--- Start of ENTRIES PROVIDED ---

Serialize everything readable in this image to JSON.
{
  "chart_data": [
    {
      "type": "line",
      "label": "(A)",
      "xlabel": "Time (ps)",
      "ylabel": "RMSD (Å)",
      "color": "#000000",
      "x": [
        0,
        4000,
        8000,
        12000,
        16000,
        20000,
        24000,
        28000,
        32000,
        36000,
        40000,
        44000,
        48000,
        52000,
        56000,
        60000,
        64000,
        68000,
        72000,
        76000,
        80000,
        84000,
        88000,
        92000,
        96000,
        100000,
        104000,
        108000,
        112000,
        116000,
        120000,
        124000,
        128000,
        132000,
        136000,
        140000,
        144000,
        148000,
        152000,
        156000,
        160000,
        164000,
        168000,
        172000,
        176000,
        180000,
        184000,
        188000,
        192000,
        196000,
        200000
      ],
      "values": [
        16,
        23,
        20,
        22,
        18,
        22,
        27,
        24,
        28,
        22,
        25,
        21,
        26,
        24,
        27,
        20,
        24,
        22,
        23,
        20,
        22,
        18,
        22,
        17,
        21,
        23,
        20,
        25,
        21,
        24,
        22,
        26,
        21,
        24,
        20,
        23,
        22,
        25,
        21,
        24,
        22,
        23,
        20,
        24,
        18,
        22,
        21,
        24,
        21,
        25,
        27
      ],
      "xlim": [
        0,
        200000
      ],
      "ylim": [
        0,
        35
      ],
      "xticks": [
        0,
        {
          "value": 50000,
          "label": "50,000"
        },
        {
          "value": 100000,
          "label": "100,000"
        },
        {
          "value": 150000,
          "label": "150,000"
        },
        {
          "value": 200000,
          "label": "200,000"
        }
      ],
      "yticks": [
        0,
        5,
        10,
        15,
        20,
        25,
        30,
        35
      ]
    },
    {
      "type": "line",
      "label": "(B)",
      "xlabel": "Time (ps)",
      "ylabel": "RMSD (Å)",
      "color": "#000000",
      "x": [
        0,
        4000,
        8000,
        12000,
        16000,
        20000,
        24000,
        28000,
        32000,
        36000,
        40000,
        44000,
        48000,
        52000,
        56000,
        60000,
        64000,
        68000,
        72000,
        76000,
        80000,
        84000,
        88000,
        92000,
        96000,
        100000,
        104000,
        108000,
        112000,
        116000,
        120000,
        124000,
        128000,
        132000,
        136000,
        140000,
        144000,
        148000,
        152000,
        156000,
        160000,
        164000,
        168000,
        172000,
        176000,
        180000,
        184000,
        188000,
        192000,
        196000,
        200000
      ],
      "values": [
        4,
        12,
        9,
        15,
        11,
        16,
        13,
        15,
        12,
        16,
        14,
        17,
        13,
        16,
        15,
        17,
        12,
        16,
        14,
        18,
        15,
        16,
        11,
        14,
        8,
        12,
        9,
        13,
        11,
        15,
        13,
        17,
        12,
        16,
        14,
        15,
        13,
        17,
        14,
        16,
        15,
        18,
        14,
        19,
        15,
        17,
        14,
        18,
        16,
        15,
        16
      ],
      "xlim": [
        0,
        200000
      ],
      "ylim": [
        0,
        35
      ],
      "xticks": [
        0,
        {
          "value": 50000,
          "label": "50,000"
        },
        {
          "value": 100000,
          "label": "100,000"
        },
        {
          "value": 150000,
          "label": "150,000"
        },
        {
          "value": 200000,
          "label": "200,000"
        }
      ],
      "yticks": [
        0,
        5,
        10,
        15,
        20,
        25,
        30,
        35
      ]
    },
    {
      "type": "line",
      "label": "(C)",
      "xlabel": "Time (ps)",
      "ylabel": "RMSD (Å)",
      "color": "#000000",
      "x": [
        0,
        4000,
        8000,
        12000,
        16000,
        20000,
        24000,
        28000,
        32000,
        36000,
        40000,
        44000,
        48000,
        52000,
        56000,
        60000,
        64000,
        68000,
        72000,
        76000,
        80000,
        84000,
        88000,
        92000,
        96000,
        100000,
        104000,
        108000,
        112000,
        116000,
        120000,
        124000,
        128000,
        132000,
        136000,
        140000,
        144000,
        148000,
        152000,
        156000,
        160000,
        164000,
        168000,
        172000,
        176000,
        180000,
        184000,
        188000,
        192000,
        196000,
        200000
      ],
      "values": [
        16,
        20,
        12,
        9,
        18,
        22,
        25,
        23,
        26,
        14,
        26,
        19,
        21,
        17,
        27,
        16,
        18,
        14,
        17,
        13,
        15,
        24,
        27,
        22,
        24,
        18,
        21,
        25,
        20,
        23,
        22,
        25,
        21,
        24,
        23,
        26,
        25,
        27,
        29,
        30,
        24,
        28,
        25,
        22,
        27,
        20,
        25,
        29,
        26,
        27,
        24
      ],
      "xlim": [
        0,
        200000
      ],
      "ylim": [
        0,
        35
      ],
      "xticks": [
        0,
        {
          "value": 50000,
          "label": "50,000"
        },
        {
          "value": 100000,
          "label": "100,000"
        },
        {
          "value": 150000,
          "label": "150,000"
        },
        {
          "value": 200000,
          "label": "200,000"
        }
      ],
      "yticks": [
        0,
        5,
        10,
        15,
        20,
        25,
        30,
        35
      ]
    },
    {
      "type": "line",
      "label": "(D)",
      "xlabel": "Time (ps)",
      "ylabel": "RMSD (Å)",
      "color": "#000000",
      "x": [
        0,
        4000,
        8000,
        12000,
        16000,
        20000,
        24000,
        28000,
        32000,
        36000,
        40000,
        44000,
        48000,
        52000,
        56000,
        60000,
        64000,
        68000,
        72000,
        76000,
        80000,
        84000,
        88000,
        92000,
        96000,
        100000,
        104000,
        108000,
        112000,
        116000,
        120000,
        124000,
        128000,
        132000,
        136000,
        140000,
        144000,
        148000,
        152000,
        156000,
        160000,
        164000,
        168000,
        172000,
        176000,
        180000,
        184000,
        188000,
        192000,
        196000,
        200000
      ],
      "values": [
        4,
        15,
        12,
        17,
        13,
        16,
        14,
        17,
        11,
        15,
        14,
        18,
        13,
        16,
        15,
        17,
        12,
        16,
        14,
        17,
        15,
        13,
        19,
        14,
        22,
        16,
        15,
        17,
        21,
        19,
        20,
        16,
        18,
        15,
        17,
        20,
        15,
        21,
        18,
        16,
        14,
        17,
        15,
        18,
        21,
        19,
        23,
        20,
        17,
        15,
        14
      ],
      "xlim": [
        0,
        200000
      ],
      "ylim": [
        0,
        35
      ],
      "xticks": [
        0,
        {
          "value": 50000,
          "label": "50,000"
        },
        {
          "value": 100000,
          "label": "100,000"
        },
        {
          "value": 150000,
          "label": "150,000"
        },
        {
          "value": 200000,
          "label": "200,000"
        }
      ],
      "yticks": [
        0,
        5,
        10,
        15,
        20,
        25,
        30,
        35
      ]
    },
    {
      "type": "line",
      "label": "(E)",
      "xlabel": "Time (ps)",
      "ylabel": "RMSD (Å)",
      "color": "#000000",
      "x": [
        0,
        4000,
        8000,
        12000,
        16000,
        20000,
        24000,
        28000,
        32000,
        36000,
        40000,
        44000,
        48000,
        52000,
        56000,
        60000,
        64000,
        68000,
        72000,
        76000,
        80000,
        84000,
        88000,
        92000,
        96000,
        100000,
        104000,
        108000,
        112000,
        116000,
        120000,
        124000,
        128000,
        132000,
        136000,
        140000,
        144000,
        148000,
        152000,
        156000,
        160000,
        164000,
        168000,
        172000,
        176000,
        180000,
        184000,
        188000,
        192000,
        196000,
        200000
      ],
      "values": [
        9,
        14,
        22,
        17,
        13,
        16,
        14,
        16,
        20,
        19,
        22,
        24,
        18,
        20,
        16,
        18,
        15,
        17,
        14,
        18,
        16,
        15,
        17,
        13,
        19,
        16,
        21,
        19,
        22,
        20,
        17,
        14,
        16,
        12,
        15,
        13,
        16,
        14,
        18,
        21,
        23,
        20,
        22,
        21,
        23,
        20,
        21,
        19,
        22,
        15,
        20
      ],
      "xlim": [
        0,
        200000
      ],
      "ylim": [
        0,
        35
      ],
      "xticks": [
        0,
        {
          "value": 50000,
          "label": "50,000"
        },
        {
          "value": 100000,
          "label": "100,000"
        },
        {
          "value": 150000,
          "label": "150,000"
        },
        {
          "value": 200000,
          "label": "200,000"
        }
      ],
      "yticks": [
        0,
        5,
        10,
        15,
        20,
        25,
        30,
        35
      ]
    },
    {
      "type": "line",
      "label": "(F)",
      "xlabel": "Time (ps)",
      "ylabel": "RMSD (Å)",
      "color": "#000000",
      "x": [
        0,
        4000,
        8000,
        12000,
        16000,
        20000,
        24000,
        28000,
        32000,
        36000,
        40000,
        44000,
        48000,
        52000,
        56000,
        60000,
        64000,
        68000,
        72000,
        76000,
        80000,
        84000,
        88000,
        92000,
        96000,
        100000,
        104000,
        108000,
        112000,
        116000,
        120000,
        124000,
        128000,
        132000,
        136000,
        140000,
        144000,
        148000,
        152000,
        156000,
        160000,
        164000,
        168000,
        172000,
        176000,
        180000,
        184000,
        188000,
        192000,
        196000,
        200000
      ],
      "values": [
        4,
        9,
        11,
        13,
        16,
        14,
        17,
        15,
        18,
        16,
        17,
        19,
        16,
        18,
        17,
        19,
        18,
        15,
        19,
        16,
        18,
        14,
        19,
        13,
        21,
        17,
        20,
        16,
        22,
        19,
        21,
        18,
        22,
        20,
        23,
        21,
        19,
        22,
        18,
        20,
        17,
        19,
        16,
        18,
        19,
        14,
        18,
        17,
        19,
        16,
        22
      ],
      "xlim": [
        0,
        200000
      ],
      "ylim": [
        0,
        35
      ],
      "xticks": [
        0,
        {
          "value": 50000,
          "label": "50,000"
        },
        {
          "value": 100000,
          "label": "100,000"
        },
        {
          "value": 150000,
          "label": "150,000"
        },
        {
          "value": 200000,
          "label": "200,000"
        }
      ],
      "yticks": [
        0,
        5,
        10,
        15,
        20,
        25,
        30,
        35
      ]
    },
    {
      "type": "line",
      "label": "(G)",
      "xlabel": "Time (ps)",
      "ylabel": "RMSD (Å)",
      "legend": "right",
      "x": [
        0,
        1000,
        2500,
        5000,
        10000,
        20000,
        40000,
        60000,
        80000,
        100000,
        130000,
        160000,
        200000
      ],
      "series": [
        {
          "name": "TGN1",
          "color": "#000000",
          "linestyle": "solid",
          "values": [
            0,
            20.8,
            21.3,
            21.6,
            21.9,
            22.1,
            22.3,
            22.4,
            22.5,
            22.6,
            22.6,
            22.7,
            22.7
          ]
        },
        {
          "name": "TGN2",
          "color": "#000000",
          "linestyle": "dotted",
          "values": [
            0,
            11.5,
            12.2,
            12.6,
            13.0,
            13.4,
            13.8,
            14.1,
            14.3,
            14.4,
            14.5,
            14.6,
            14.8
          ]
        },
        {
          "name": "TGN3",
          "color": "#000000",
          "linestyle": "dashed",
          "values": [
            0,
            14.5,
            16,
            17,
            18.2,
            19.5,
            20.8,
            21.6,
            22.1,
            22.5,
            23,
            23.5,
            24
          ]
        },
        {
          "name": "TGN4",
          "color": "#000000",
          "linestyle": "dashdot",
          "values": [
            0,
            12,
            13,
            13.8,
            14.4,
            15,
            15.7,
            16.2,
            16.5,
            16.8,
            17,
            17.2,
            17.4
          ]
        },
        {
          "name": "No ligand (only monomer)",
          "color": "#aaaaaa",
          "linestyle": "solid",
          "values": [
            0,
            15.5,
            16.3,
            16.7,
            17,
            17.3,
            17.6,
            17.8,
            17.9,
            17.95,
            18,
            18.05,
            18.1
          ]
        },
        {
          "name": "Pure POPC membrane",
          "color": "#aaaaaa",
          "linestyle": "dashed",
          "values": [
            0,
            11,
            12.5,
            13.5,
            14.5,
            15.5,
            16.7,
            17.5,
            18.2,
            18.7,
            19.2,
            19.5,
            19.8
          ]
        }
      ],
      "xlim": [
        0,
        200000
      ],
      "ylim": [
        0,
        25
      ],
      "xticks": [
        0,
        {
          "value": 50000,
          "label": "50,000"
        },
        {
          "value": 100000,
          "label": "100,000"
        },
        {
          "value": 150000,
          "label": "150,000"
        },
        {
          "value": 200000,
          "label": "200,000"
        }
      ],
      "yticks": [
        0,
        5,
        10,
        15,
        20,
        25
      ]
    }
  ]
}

--- End of ENTRIES PROVIDED ---

### TASK TO CARRY OUT
Search the entries for the word "name" and pick out every line that holds it.

### RESULT FOR THIS EXERCISE
          "name": "TGN1",
          "name": "TGN2",
          "name": "TGN3",
          "name": "TGN4",
          "name": "No ligand (only monomer)",
          "name": "Pure POPC membrane",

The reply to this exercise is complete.